▶ [The task]: Pick out the lines below that include the string "name".

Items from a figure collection
-- START --

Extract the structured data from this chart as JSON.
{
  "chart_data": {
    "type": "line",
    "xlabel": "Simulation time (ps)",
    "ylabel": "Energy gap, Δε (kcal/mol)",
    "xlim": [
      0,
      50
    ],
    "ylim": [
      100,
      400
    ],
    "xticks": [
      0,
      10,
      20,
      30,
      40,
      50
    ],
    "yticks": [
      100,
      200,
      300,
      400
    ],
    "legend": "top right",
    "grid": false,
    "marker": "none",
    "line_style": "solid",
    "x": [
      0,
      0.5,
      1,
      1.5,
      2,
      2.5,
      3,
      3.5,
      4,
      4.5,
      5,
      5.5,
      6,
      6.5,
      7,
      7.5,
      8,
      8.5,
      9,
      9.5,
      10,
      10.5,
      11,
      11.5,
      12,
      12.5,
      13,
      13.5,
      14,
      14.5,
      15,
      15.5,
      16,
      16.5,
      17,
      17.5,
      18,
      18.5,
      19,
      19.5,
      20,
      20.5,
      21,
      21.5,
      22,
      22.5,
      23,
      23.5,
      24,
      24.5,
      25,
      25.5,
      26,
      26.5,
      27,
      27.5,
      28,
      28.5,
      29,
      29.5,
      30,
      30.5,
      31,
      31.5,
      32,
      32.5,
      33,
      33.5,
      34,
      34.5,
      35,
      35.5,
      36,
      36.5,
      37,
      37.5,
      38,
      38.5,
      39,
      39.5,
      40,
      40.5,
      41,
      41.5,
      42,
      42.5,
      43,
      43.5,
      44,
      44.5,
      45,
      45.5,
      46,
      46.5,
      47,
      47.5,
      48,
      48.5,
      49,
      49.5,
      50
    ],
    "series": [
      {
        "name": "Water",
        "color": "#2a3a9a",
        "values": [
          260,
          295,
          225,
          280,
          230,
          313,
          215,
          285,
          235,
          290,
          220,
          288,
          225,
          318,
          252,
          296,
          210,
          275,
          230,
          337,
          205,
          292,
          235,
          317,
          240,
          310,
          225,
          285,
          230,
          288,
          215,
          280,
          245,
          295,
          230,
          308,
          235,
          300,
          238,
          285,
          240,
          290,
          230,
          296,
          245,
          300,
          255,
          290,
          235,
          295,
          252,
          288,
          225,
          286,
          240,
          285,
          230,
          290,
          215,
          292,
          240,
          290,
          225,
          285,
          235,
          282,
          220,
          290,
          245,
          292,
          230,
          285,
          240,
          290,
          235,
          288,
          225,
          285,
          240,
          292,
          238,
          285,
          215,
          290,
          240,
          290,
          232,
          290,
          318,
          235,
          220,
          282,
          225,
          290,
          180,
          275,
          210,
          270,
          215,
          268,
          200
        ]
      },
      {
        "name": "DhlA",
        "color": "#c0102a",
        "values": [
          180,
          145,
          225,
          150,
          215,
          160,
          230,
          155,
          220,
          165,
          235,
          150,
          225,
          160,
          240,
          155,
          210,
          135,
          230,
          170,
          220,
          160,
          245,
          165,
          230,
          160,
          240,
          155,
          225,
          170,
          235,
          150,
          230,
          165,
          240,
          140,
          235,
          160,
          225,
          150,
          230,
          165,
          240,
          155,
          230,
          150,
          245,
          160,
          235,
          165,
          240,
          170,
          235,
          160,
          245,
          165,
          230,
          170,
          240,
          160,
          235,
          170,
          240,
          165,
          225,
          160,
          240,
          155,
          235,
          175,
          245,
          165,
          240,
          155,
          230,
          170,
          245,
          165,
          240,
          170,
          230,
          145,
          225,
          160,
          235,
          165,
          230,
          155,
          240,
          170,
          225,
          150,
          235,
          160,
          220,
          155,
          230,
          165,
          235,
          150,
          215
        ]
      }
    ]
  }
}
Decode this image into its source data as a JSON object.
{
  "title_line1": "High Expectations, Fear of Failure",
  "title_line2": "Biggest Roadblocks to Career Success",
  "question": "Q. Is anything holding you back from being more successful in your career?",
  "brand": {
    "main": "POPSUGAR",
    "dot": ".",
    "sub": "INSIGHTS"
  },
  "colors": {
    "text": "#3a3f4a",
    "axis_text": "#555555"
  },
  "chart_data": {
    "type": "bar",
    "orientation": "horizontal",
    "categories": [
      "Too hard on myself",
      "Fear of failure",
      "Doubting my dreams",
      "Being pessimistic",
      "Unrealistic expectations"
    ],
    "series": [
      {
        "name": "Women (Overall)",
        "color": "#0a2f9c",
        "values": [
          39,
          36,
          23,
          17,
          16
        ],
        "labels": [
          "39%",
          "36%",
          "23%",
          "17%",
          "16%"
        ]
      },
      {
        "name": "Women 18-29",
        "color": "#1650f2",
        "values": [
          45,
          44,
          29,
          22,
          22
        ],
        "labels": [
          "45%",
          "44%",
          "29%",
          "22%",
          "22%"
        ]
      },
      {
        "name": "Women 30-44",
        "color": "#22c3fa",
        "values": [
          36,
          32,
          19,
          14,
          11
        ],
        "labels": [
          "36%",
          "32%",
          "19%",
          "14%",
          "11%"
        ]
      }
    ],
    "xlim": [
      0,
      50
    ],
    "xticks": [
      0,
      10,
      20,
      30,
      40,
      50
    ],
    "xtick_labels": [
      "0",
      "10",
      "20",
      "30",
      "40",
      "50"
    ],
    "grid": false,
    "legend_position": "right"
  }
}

-- END --

▶ [Output of the exercise]:
        "name": "Water",
        "name": "DhlA",
        "name": "Women (Overall)",
        "name": "Women 18-29",
        "name": "Women 30-44",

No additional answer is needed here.